_Given exercise:_ Count the lines in the records below that contain the word "title", and give only that number.

_Raw records:_
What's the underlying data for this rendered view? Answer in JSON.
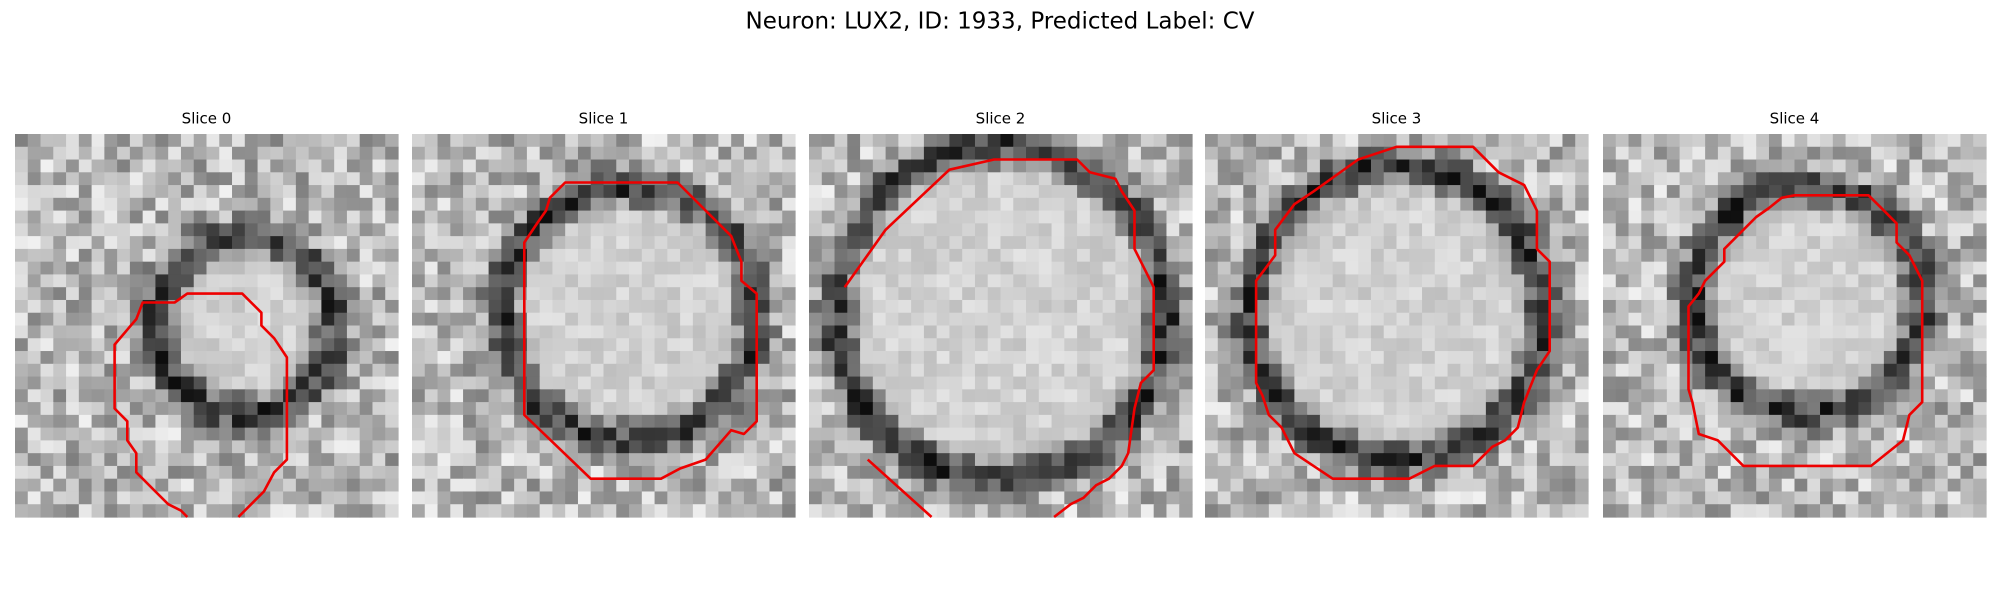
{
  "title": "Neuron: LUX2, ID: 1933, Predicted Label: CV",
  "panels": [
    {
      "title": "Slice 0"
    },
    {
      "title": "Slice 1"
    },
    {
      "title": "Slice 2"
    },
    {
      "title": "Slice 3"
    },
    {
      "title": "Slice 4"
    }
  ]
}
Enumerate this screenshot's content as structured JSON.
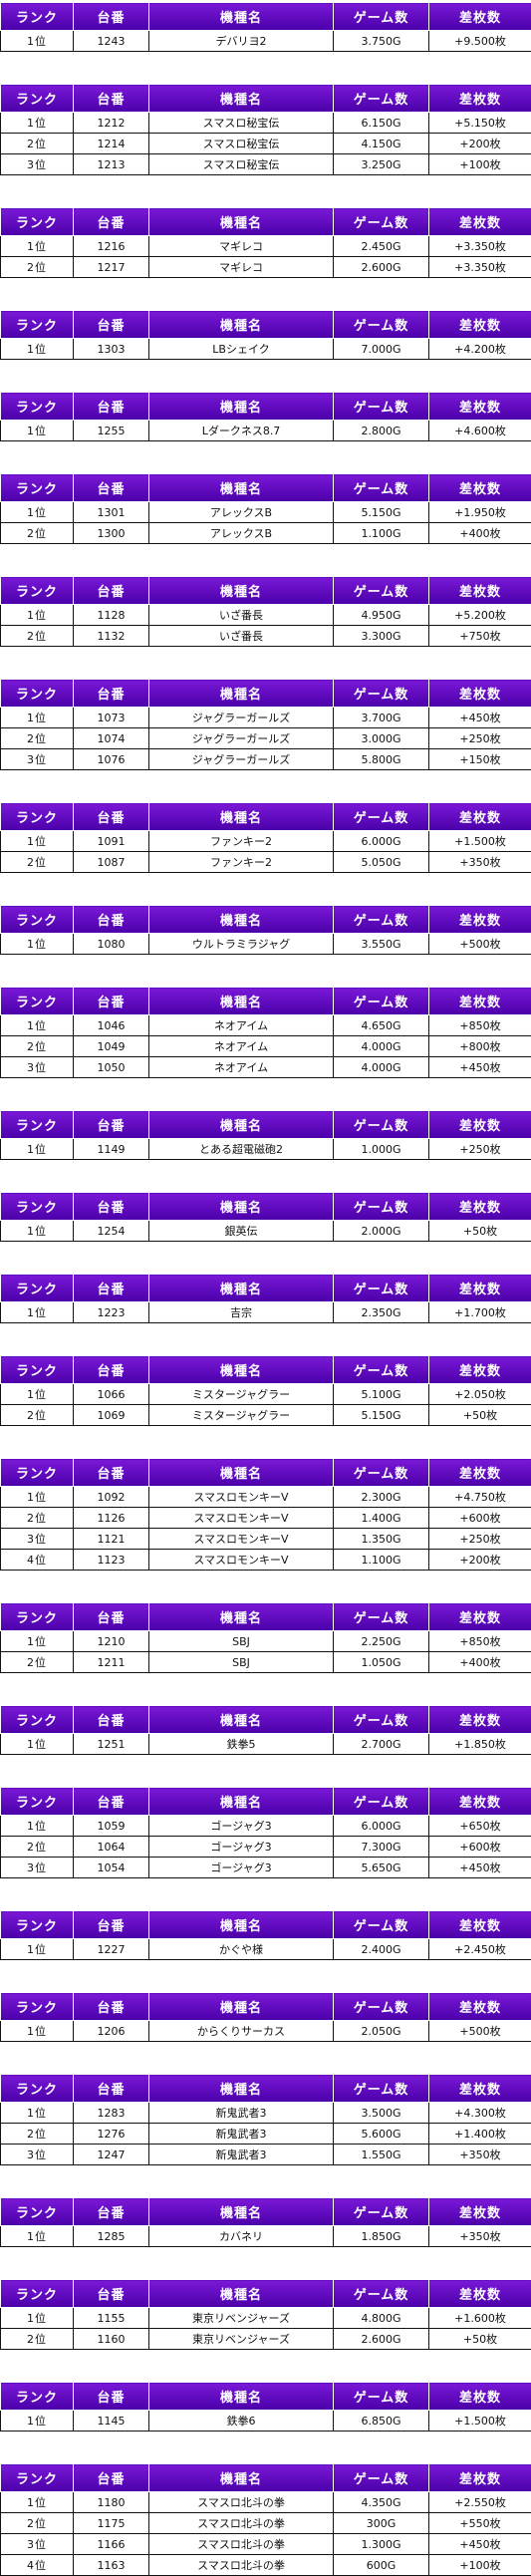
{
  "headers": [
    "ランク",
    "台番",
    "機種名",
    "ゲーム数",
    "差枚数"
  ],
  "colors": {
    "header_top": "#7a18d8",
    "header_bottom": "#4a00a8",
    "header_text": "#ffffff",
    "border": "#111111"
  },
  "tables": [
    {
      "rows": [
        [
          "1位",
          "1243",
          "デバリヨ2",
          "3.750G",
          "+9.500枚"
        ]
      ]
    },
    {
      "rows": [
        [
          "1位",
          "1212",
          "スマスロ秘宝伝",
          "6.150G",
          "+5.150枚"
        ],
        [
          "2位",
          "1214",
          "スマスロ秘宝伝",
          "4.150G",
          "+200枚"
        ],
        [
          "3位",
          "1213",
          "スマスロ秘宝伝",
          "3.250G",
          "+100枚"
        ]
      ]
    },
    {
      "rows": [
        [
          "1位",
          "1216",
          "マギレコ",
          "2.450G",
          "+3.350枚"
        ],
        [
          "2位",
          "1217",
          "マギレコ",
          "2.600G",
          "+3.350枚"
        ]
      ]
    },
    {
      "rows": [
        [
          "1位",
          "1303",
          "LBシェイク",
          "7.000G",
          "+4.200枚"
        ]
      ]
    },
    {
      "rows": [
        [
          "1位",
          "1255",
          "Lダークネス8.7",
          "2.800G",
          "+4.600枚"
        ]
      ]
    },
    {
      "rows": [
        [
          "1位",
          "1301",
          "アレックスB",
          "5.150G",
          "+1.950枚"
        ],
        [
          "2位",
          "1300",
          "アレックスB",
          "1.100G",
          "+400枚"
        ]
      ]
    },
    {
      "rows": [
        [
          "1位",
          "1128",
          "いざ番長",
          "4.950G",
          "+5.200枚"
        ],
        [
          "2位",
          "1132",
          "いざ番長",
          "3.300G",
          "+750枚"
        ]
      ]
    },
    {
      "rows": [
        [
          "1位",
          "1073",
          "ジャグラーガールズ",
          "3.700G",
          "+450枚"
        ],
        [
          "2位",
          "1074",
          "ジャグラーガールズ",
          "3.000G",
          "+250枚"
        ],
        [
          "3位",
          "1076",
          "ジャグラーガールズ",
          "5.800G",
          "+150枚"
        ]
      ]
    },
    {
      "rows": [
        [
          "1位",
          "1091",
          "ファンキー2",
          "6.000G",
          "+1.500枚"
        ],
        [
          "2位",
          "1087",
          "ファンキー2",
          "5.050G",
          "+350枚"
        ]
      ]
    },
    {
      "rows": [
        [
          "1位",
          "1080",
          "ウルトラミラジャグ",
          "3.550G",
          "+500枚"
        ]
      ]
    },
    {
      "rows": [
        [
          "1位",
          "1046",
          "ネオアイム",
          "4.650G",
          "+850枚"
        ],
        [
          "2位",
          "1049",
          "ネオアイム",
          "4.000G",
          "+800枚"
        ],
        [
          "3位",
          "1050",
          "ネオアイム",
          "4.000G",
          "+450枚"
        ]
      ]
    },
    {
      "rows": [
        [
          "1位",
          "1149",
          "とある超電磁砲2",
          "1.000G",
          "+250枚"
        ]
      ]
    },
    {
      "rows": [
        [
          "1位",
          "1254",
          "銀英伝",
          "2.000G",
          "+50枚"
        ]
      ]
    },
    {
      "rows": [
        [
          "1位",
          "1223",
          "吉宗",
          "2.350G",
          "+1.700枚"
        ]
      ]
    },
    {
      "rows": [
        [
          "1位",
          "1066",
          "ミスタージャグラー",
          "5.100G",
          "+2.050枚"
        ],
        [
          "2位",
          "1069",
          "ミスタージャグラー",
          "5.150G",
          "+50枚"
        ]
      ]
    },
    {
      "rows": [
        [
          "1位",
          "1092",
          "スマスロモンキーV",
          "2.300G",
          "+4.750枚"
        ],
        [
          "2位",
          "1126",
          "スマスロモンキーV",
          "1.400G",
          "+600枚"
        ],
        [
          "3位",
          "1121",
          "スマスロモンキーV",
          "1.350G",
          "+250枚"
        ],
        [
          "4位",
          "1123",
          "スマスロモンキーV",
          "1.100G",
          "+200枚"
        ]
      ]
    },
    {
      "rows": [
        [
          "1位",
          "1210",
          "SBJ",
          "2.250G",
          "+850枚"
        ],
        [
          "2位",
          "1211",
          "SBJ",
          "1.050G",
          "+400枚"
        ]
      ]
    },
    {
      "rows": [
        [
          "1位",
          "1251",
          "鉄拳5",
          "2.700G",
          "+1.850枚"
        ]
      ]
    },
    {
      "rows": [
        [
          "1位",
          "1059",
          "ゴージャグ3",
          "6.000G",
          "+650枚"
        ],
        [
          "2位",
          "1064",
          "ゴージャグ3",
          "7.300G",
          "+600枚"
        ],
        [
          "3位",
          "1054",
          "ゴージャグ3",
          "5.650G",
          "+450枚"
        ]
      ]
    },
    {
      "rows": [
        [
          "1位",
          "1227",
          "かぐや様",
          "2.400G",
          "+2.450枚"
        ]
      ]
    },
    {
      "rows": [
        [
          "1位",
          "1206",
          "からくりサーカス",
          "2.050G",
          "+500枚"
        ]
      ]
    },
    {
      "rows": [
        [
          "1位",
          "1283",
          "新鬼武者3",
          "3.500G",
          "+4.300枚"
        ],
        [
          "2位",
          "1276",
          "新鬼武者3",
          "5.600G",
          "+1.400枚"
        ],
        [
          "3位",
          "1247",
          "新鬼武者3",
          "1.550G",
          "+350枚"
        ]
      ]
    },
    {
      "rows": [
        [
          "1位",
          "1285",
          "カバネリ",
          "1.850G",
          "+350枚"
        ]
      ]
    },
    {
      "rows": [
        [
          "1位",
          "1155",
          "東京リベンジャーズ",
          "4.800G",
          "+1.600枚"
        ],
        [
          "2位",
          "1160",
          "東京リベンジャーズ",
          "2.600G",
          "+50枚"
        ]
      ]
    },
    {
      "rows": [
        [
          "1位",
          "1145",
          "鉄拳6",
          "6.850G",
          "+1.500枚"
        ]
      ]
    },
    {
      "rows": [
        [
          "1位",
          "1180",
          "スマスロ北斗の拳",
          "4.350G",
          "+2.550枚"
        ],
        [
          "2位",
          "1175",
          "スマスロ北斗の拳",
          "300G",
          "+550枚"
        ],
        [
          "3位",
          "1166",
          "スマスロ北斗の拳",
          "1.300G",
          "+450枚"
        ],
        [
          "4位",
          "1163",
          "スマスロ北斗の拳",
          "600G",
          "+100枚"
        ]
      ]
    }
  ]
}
...
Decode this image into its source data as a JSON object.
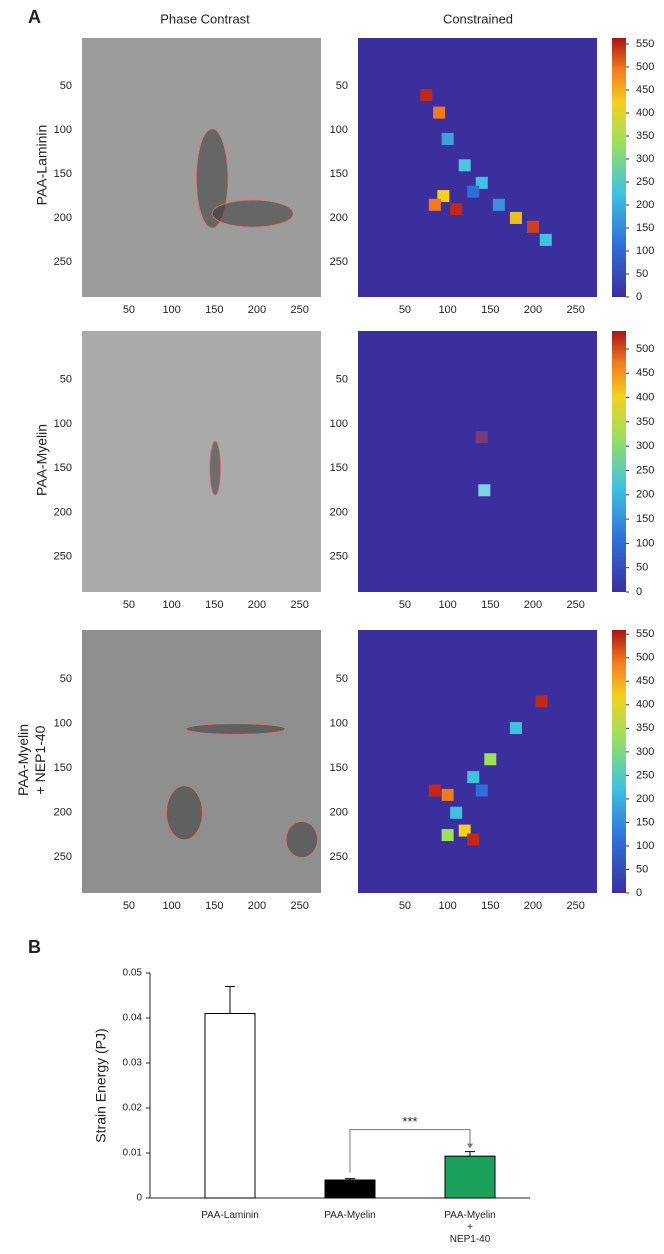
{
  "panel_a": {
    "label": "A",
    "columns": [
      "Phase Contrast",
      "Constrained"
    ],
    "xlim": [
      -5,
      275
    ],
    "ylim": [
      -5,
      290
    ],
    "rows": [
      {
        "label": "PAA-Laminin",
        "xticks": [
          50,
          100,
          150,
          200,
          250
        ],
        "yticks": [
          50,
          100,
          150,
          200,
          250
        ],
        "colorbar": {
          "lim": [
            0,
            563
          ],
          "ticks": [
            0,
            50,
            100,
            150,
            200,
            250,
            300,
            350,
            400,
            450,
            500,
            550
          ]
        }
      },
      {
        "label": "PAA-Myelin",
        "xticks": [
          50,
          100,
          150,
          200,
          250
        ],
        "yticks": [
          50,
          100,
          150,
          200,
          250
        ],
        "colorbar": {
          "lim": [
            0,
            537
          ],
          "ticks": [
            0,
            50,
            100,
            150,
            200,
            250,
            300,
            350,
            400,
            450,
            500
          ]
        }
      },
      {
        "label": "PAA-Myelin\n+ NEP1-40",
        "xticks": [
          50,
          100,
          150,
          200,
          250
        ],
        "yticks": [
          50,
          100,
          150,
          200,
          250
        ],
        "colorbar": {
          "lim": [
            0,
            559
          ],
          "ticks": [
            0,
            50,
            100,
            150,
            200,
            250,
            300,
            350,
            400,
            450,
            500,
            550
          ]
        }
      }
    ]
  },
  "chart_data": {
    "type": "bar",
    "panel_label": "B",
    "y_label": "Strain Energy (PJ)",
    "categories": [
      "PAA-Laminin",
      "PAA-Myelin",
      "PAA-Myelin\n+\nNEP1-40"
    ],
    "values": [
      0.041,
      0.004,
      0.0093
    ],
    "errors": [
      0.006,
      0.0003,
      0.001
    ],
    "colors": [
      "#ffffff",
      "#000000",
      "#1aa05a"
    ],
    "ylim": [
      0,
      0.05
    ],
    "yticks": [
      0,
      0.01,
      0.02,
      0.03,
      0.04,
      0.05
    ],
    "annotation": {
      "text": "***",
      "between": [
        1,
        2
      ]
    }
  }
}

_Solution to this task:_ 6